• **Work to do**
Reproduce the material below with every "Predict label" replaced by "Predicted label" and everything else unchanged. Leave the pictures out of your answer.

++++++++++++++++++++

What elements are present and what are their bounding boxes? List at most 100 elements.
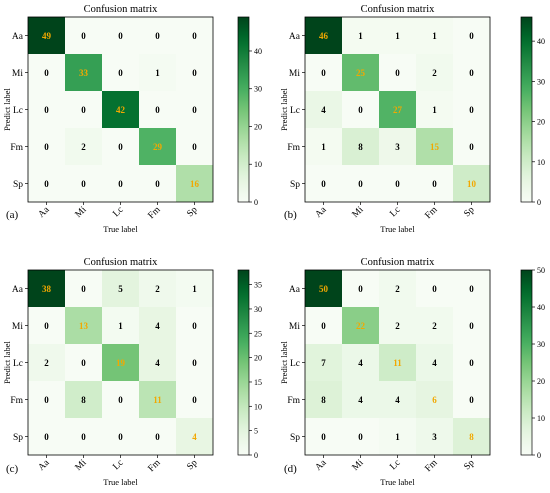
heatmap-cell <box>28 54 65 91</box>
heatmap-cell <box>176 418 213 455</box>
cell-value-label: 0 <box>81 358 86 368</box>
heatmap-cell <box>305 381 342 418</box>
y-axis-label: Predict label <box>2 88 12 131</box>
panel-label: (c) <box>6 463 19 475</box>
colorbar-tick-label: 35 <box>254 281 262 290</box>
heatmap-cell <box>453 91 490 128</box>
heatmap-cell <box>416 165 453 202</box>
cell-value-label: 0 <box>358 284 363 294</box>
heatmap-cell <box>379 418 416 455</box>
cell-value-label: 22 <box>356 321 366 331</box>
heatmap-cell <box>453 381 490 418</box>
cell-value-label: 19 <box>116 358 126 368</box>
x-tick-label: Aa <box>37 457 52 472</box>
cell-value-label: 1 <box>395 432 400 442</box>
cell-value-label: 0 <box>469 31 474 41</box>
x-tick-label: Lc <box>111 205 125 219</box>
cell-value-label: 0 <box>192 105 197 115</box>
cell-value-label: 29 <box>153 142 163 152</box>
colorbar-tick-label: 10 <box>537 158 545 167</box>
y-tick-label: Sp <box>290 433 300 443</box>
colorbar-tick-label: 0 <box>537 198 541 207</box>
cell-value-label: 49 <box>42 31 52 41</box>
colorbar-tick-label: 30 <box>254 305 262 314</box>
panel-label: (b) <box>284 209 297 221</box>
heatmap-cell <box>342 54 379 91</box>
heatmap-cell <box>28 270 65 307</box>
cell-value-label: 0 <box>321 68 326 78</box>
heatmap-cell <box>102 54 139 91</box>
x-tick-label: Mi <box>74 458 89 473</box>
cell-value-label: 0 <box>192 68 197 78</box>
cell-value-label: 4 <box>192 432 197 442</box>
y-axis-label: Predict label <box>279 88 289 131</box>
heatmap-cell <box>102 307 139 344</box>
x-tick-label: Lc <box>111 458 125 472</box>
cell-value-label: 42 <box>116 105 126 115</box>
heatmap-cell <box>453 128 490 165</box>
cell-value-label: 0 <box>192 321 197 331</box>
cell-value-label: 4 <box>358 395 363 405</box>
heatmap-cell <box>28 165 65 202</box>
cell-value-label: 5 <box>118 284 123 294</box>
heatmap-cell <box>176 307 213 344</box>
heatmap-cell <box>176 54 213 91</box>
cell-value-label: 4 <box>155 358 160 368</box>
cell-value-label: 0 <box>81 432 86 442</box>
heatmap-cell <box>379 17 416 54</box>
y-tick-label: Fm <box>287 143 300 153</box>
heatmap-cell <box>176 91 213 128</box>
y-tick-label: Lc <box>290 106 300 116</box>
cell-value-label: 0 <box>469 105 474 115</box>
heatmap-cell <box>416 381 453 418</box>
heatmap-cell <box>305 165 342 202</box>
heatmap-cell <box>305 91 342 128</box>
x-tick-label: Mi <box>74 205 89 220</box>
heatmap-cell <box>102 91 139 128</box>
cell-value-label: 2 <box>44 358 49 368</box>
colorbar-tick-label: 30 <box>254 85 262 94</box>
cell-value-label: 27 <box>393 105 403 115</box>
heatmap-cell <box>305 418 342 455</box>
heatmap-cell <box>65 307 102 344</box>
heatmap-cell <box>379 165 416 202</box>
cell-value-label: 3 <box>395 142 400 152</box>
heatmap-cell <box>139 128 176 165</box>
y-tick-label: Fm <box>287 396 300 406</box>
heatmap-cell <box>416 418 453 455</box>
cell-value-label: 0 <box>44 142 49 152</box>
cell-value-label: 0 <box>469 321 474 331</box>
cell-value-label: 1 <box>118 321 123 331</box>
heatmap-cell <box>65 344 102 381</box>
panel-label: (a) <box>6 209 19 221</box>
colorbar-tick-label: 20 <box>537 377 545 386</box>
heatmap-cell <box>342 418 379 455</box>
x-tick-label: Mi <box>351 458 366 473</box>
cell-value-label: 10 <box>467 179 477 189</box>
y-tick-label: Sp <box>290 180 300 190</box>
heatmap-cell <box>176 381 213 418</box>
cell-value-label: 4 <box>155 321 160 331</box>
heatmap-cell <box>342 91 379 128</box>
x-tick-label: Lc <box>388 205 402 219</box>
heatmap-cell <box>139 418 176 455</box>
y-axis-label: Predict label <box>2 341 12 384</box>
x-tick-label: Sp <box>185 458 199 472</box>
y-tick-label: Sp <box>13 433 23 443</box>
x-tick-label: Sp <box>462 205 476 219</box>
colorbar <box>520 269 533 456</box>
heatmap-cell <box>453 344 490 381</box>
heatmap-cell <box>342 165 379 202</box>
heatmap-cell <box>28 307 65 344</box>
cell-value-label: 4 <box>432 358 437 368</box>
heatmap-cell <box>28 17 65 54</box>
cell-value-label: 46 <box>319 31 329 41</box>
x-tick-label: Sp <box>185 205 199 219</box>
cell-value-label: 0 <box>155 179 160 189</box>
cell-value-label: 0 <box>192 142 197 152</box>
cell-value-label: 8 <box>81 395 86 405</box>
cell-value-label: 1 <box>321 142 326 152</box>
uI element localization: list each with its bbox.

++++++++++++++++++++

• **Right answer**
What elements are present and what are their bounding boxes? List at most 100 elements.
heatmap-cell <box>28 54 65 91</box>
heatmap-cell <box>176 418 213 455</box>
cell-value-label: 0 <box>81 358 86 368</box>
heatmap-cell <box>305 381 342 418</box>
y-axis-label: Predicted label <box>2 88 12 131</box>
panel-label: (c) <box>6 463 19 475</box>
colorbar-tick-label: 35 <box>254 281 262 290</box>
heatmap-cell <box>453 91 490 128</box>
heatmap-cell <box>416 165 453 202</box>
cell-value-label: 0 <box>358 284 363 294</box>
heatmap-cell <box>379 418 416 455</box>
cell-value-label: 22 <box>356 321 366 331</box>
heatmap-cell <box>453 381 490 418</box>
cell-value-label: 19 <box>116 358 126 368</box>
x-tick-label: Aa <box>37 457 52 472</box>
cell-value-label: 1 <box>395 432 400 442</box>
cell-value-label: 0 <box>469 31 474 41</box>
x-tick-label: Lc <box>111 205 125 219</box>
cell-value-label: 0 <box>192 105 197 115</box>
cell-value-label: 29 <box>153 142 163 152</box>
colorbar-tick-label: 10 <box>537 158 545 167</box>
y-tick-label: Sp <box>290 433 300 443</box>
colorbar-tick-label: 0 <box>537 198 541 207</box>
cell-value-label: 49 <box>42 31 52 41</box>
colorbar-tick-label: 30 <box>254 305 262 314</box>
panel-label: (b) <box>284 209 297 221</box>
heatmap-cell <box>342 54 379 91</box>
heatmap-cell <box>28 270 65 307</box>
cell-value-label: 0 <box>321 68 326 78</box>
heatmap-cell <box>102 54 139 91</box>
x-tick-label: Mi <box>74 458 89 473</box>
cell-value-label: 0 <box>192 68 197 78</box>
cell-value-label: 4 <box>192 432 197 442</box>
y-axis-label: Predicted label <box>279 88 289 131</box>
heatmap-cell <box>102 307 139 344</box>
x-tick-label: Lc <box>111 458 125 472</box>
cell-value-label: 42 <box>116 105 126 115</box>
heatmap-cell <box>453 128 490 165</box>
cell-value-label: 0 <box>192 321 197 331</box>
cell-value-label: 4 <box>358 395 363 405</box>
heatmap-cell <box>28 165 65 202</box>
cell-value-label: 5 <box>118 284 123 294</box>
heatmap-cell <box>176 307 213 344</box>
heatmap-cell <box>176 54 213 91</box>
cell-value-label: 4 <box>155 358 160 368</box>
cell-value-label: 0 <box>81 432 86 442</box>
heatmap-cell <box>379 17 416 54</box>
y-tick-label: Fm <box>287 143 300 153</box>
heatmap-cell <box>176 91 213 128</box>
y-tick-label: Lc <box>290 106 300 116</box>
cell-value-label: 0 <box>469 105 474 115</box>
heatmap-cell <box>416 381 453 418</box>
heatmap-cell <box>305 165 342 202</box>
heatmap-cell <box>305 91 342 128</box>
x-tick-label: Mi <box>74 205 89 220</box>
heatmap-cell <box>102 91 139 128</box>
cell-value-label: 2 <box>44 358 49 368</box>
colorbar-tick-label: 30 <box>254 85 262 94</box>
cell-value-label: 27 <box>393 105 403 115</box>
heatmap-cell <box>305 418 342 455</box>
heatmap-cell <box>65 307 102 344</box>
heatmap-cell <box>379 165 416 202</box>
cell-value-label: 3 <box>395 142 400 152</box>
heatmap-cell <box>139 128 176 165</box>
y-tick-label: Fm <box>287 396 300 406</box>
heatmap-cell <box>416 418 453 455</box>
cell-value-label: 0 <box>44 142 49 152</box>
cell-value-label: 0 <box>469 321 474 331</box>
cell-value-label: 1 <box>118 321 123 331</box>
heatmap-cell <box>65 344 102 381</box>
panel-label: (a) <box>6 209 19 221</box>
colorbar-tick-label: 20 <box>537 377 545 386</box>
heatmap-cell <box>342 418 379 455</box>
x-tick-label: Mi <box>351 458 366 473</box>
cell-value-label: 10 <box>467 179 477 189</box>
y-tick-label: Sp <box>290 180 300 190</box>
heatmap-cell <box>176 381 213 418</box>
cell-value-label: 4 <box>155 321 160 331</box>
heatmap-cell <box>342 91 379 128</box>
x-tick-label: Lc <box>388 205 402 219</box>
heatmap-cell <box>139 418 176 455</box>
y-axis-label: Predicted label <box>2 341 12 384</box>
x-tick-label: Sp <box>185 458 199 472</box>
y-tick-label: Sp <box>13 433 23 443</box>
x-tick-label: Sp <box>462 205 476 219</box>
colorbar <box>520 269 533 456</box>
heatmap-cell <box>453 344 490 381</box>
heatmap-cell <box>342 165 379 202</box>
heatmap-cell <box>28 307 65 344</box>
cell-value-label: 4 <box>432 358 437 368</box>
heatmap-cell <box>28 17 65 54</box>
cell-value-label: 46 <box>319 31 329 41</box>
x-tick-label: Sp <box>185 205 199 219</box>
cell-value-label: 0 <box>155 179 160 189</box>
cell-value-label: 0 <box>192 142 197 152</box>
cell-value-label: 8 <box>81 395 86 405</box>
cell-value-label: 1 <box>321 142 326 152</box>
uI element localization: list each with its bbox.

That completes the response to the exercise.